#### Tu tarea
Imprime sin ningún cambio todas las líneas de cada uno de los ítems que aparecen abajo.

#### Ítems proporcionados
☆ ☆ ☆ ☆

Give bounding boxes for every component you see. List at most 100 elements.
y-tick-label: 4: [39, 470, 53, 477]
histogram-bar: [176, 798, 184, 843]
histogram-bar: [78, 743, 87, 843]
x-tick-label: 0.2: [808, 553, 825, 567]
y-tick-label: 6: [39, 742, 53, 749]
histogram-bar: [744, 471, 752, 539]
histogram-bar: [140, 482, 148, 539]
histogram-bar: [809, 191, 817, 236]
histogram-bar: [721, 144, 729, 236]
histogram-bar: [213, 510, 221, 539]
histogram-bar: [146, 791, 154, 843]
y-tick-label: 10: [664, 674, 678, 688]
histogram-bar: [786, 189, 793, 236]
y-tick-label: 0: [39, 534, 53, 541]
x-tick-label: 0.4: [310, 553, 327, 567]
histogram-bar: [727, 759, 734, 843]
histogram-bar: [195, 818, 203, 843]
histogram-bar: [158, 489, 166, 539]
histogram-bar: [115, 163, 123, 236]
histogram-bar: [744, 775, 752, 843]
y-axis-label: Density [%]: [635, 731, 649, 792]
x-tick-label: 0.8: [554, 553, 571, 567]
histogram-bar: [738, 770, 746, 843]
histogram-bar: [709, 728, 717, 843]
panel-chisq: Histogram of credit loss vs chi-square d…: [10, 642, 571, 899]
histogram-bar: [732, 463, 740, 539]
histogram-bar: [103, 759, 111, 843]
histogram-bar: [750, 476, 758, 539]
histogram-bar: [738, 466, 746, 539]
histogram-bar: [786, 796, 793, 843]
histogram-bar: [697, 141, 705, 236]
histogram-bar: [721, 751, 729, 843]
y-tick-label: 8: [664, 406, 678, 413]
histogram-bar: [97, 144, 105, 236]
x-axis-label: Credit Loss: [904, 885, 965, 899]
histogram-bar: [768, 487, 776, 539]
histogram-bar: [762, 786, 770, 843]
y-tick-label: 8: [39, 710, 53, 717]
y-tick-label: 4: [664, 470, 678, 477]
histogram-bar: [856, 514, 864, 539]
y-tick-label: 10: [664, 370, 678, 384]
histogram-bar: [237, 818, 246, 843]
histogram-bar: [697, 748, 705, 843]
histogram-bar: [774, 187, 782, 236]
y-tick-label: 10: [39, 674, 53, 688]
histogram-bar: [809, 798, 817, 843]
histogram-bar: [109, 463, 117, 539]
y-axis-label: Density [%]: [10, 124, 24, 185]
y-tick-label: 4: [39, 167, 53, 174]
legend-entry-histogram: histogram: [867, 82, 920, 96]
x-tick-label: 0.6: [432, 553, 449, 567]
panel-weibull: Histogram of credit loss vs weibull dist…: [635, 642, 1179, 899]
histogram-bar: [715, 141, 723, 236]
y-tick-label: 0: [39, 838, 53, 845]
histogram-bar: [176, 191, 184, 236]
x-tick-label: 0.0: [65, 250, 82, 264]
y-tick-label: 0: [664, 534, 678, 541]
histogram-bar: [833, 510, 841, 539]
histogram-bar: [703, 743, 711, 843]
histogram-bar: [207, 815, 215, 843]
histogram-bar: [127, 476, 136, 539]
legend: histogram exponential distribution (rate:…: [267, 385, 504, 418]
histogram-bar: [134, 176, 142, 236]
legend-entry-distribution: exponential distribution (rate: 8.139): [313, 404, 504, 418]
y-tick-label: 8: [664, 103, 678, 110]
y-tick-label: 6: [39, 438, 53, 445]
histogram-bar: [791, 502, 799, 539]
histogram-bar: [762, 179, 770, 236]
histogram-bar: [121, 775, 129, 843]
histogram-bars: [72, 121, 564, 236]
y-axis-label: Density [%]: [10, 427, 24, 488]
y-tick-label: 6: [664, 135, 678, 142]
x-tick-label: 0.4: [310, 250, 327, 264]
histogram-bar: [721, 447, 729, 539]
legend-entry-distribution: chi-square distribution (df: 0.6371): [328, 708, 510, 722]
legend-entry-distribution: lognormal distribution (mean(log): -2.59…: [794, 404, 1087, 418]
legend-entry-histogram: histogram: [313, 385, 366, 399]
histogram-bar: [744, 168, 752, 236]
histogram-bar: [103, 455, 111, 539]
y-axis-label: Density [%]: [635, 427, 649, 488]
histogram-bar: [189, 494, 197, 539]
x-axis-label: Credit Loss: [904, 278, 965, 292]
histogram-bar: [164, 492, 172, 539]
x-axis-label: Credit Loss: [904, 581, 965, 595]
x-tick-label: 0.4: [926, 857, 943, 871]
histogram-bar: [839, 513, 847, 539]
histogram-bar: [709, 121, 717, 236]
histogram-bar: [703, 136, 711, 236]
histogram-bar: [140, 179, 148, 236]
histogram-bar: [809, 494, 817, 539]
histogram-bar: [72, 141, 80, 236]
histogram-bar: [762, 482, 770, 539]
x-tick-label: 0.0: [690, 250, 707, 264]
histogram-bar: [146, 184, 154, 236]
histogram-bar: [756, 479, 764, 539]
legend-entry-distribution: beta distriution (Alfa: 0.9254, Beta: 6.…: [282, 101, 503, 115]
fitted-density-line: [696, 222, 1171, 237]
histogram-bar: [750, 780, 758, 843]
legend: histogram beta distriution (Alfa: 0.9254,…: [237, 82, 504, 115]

☆ ☆ ☆ ☆

#### Resultado obtenido
Give bounding boxes for every component you see. List at most 100 elements.
y-tick-label: 4: [39, 470, 53, 477]
histogram-bar: [176, 798, 184, 843]
histogram-bar: [78, 743, 87, 843]
x-tick-label: 0.2: [808, 553, 825, 567]
y-tick-label: 6: [39, 742, 53, 749]
histogram-bar: [744, 471, 752, 539]
histogram-bar: [140, 482, 148, 539]
histogram-bar: [809, 191, 817, 236]
histogram-bar: [721, 144, 729, 236]
histogram-bar: [213, 510, 221, 539]
histogram-bar: [146, 791, 154, 843]
y-tick-label: 10: [664, 674, 678, 688]
histogram-bar: [786, 189, 793, 236]
y-tick-label: 0: [39, 534, 53, 541]
x-tick-label: 0.4: [310, 553, 327, 567]
histogram-bar: [727, 759, 734, 843]
histogram-bar: [195, 818, 203, 843]
histogram-bar: [158, 489, 166, 539]
histogram-bar: [115, 163, 123, 236]
histogram-bar: [744, 775, 752, 843]
y-axis-label: Density [%]: [635, 731, 649, 792]
x-tick-label: 0.8: [554, 553, 571, 567]
histogram-bar: [738, 770, 746, 843]
histogram-bar: [709, 728, 717, 843]
panel-chisq: Histogram of credit loss vs chi-square d…: [10, 642, 571, 899]
histogram-bar: [732, 463, 740, 539]
histogram-bar: [103, 759, 111, 843]
histogram-bar: [750, 476, 758, 539]
histogram-bar: [738, 466, 746, 539]
histogram-bar: [786, 796, 793, 843]
histogram-bar: [697, 141, 705, 236]
histogram-bar: [721, 751, 729, 843]
y-tick-label: 8: [664, 406, 678, 413]
histogram-bar: [97, 144, 105, 236]
x-axis-label: Credit Loss: [904, 885, 965, 899]
histogram-bar: [768, 487, 776, 539]
histogram-bar: [762, 786, 770, 843]
y-tick-label: 8: [39, 710, 53, 717]
y-tick-label: 4: [664, 470, 678, 477]
histogram-bar: [856, 514, 864, 539]
y-tick-label: 10: [664, 370, 678, 384]
histogram-bar: [237, 818, 246, 843]
histogram-bar: [697, 748, 705, 843]
histogram-bar: [774, 187, 782, 236]
y-tick-label: 10: [39, 674, 53, 688]
histogram-bar: [809, 798, 817, 843]
histogram-bar: [109, 463, 117, 539]
y-axis-label: Density [%]: [10, 124, 24, 185]
y-tick-label: 4: [39, 167, 53, 174]
legend-entry-histogram: histogram: [867, 82, 920, 96]
x-tick-label: 0.6: [432, 553, 449, 567]
panel-weibull: Histogram of credit loss vs weibull dist…: [635, 642, 1179, 899]
histogram-bar: [715, 141, 723, 236]
y-tick-label: 0: [39, 838, 53, 845]
histogram-bar: [176, 191, 184, 236]
x-tick-label: 0.0: [65, 250, 82, 264]
y-tick-label: 0: [664, 534, 678, 541]
histogram-bar: [833, 510, 841, 539]
histogram-bar: [703, 743, 711, 843]
histogram-bar: [207, 815, 215, 843]
histogram-bar: [127, 476, 136, 539]
legend: histogram exponential distribution (rate:…: [267, 385, 504, 418]
histogram-bar: [134, 176, 142, 236]
legend-entry-distribution: exponential distribution (rate: 8.139): [313, 404, 504, 418]
y-tick-label: 8: [664, 103, 678, 110]
y-tick-label: 6: [39, 438, 53, 445]
histogram-bar: [791, 502, 799, 539]
histogram-bar: [762, 179, 770, 236]
histogram-bar: [121, 775, 129, 843]
histogram-bars: [72, 121, 564, 236]
y-axis-label: Density [%]: [10, 427, 24, 488]
y-tick-label: 6: [664, 135, 678, 142]
x-tick-label: 0.4: [310, 250, 327, 264]
histogram-bar: [721, 447, 729, 539]
legend-entry-distribution: chi-square distribution (df: 0.6371): [328, 708, 510, 722]
legend-entry-distribution: lognormal distribution (mean(log): -2.59…: [794, 404, 1087, 418]
legend-entry-histogram: histogram: [313, 385, 366, 399]
histogram-bar: [744, 168, 752, 236]
histogram-bar: [103, 455, 111, 539]
y-axis-label: Density [%]: [635, 427, 649, 488]
histogram-bar: [189, 494, 197, 539]
x-axis-label: Credit Loss: [904, 278, 965, 292]
histogram-bar: [164, 492, 172, 539]
x-axis-label: Credit Loss: [904, 581, 965, 595]
x-tick-label: 0.4: [926, 857, 943, 871]
histogram-bar: [839, 513, 847, 539]
histogram-bar: [709, 121, 717, 236]
histogram-bar: [703, 136, 711, 236]
histogram-bar: [140, 179, 148, 236]
histogram-bar: [809, 494, 817, 539]
histogram-bar: [72, 141, 80, 236]
histogram-bar: [762, 482, 770, 539]
x-tick-label: 0.0: [690, 250, 707, 264]
histogram-bar: [146, 184, 154, 236]
histogram-bar: [756, 479, 764, 539]
legend-entry-distribution: beta distriution (Alfa: 0.9254, Beta: 6.…: [282, 101, 503, 115]
fitted-density-line: [696, 222, 1171, 237]
histogram-bar: [750, 780, 758, 843]
legend: histogram beta distriution (Alfa: 0.9254,…: [237, 82, 504, 115]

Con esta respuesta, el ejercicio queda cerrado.